Data
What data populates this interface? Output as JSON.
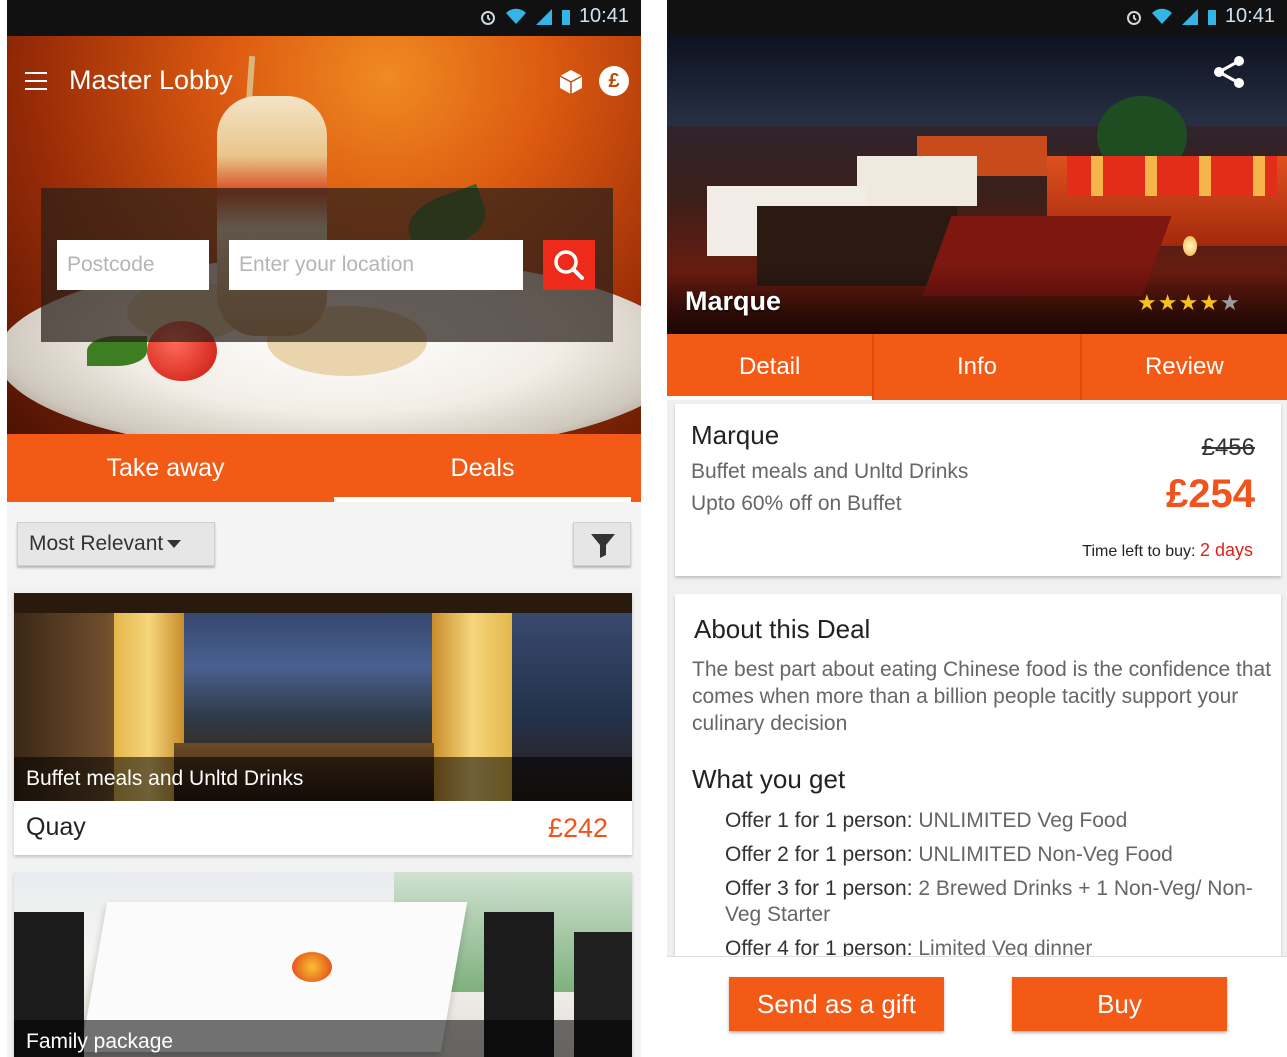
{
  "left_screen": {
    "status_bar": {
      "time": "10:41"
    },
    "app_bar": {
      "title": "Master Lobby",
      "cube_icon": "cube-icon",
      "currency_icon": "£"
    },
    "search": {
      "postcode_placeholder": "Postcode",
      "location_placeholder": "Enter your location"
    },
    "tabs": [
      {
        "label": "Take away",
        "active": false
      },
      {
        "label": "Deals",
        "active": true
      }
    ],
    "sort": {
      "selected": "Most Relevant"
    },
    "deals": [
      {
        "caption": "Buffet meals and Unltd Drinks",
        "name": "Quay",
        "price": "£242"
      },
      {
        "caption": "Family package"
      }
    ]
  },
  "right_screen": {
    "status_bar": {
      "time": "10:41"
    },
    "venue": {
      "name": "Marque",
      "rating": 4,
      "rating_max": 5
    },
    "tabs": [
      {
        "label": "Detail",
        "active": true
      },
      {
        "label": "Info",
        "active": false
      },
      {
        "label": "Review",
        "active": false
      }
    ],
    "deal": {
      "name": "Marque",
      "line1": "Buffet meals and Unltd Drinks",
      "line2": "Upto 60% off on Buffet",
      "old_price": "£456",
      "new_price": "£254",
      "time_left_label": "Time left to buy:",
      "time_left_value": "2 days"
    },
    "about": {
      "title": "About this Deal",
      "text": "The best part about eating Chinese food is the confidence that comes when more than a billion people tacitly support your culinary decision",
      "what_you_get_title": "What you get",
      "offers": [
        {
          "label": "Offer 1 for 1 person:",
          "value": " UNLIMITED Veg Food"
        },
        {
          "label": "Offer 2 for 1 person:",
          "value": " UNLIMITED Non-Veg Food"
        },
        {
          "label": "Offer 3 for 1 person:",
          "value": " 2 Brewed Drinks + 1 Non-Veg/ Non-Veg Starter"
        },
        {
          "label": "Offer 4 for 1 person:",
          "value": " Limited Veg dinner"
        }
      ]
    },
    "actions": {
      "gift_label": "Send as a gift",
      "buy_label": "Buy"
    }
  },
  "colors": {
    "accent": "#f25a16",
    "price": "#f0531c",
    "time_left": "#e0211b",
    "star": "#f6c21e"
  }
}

Task to complete
Go through the listing above and locate each line that holds the word "Unltd". Copy those lines.

Solution for this task
        "caption": "Buffet meals and Unltd Drinks",
      "line1": "Buffet meals and Unltd Drinks",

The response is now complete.